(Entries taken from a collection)

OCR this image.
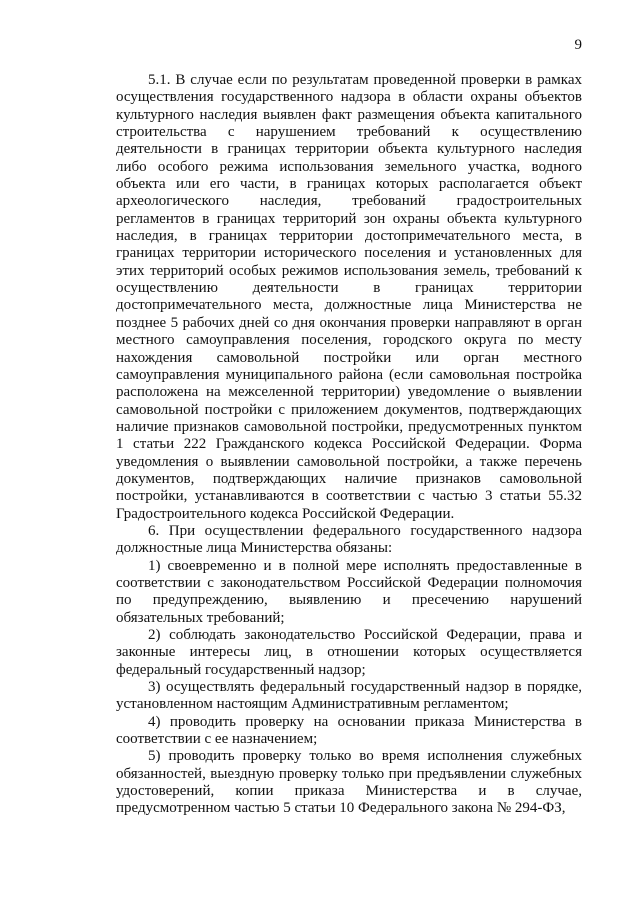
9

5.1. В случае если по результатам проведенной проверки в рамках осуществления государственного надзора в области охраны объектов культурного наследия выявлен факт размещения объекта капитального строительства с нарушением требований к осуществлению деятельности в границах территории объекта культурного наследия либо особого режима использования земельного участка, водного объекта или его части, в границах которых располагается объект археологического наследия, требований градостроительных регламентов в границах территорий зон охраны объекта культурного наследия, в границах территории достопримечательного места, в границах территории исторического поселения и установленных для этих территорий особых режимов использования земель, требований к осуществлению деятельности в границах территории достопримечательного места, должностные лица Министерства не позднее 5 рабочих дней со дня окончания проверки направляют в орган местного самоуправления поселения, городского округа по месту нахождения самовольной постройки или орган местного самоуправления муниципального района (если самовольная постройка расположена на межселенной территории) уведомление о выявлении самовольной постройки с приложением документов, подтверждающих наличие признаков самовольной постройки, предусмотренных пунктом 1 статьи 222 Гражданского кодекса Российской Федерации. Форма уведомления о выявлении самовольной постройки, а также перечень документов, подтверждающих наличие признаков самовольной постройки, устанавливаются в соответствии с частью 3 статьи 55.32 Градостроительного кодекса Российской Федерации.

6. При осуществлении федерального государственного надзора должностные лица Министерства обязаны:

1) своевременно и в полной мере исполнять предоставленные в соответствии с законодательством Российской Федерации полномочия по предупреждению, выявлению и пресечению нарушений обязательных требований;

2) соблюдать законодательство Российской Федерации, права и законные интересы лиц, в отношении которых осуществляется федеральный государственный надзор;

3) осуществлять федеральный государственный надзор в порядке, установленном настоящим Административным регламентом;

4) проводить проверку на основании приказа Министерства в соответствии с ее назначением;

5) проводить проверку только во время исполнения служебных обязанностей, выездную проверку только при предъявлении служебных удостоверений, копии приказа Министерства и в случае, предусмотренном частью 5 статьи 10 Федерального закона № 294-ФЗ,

WRITTEN PROBLEM = Among the lines of the material, find those that hold the word "проверку" and copy them.

OUTPUT OF THE EXERCISE =
4) проводить проверку на основании приказа Министерства в соответствии с ее назначением;
5) проводить проверку только во время исполнения служебных обязанностей, выездную проверку только при предъявлении служебных удостоверений, копии приказа Министерства и в случае, предусмотренном частью 5 статьи 10 Федерального закона № 294-ФЗ,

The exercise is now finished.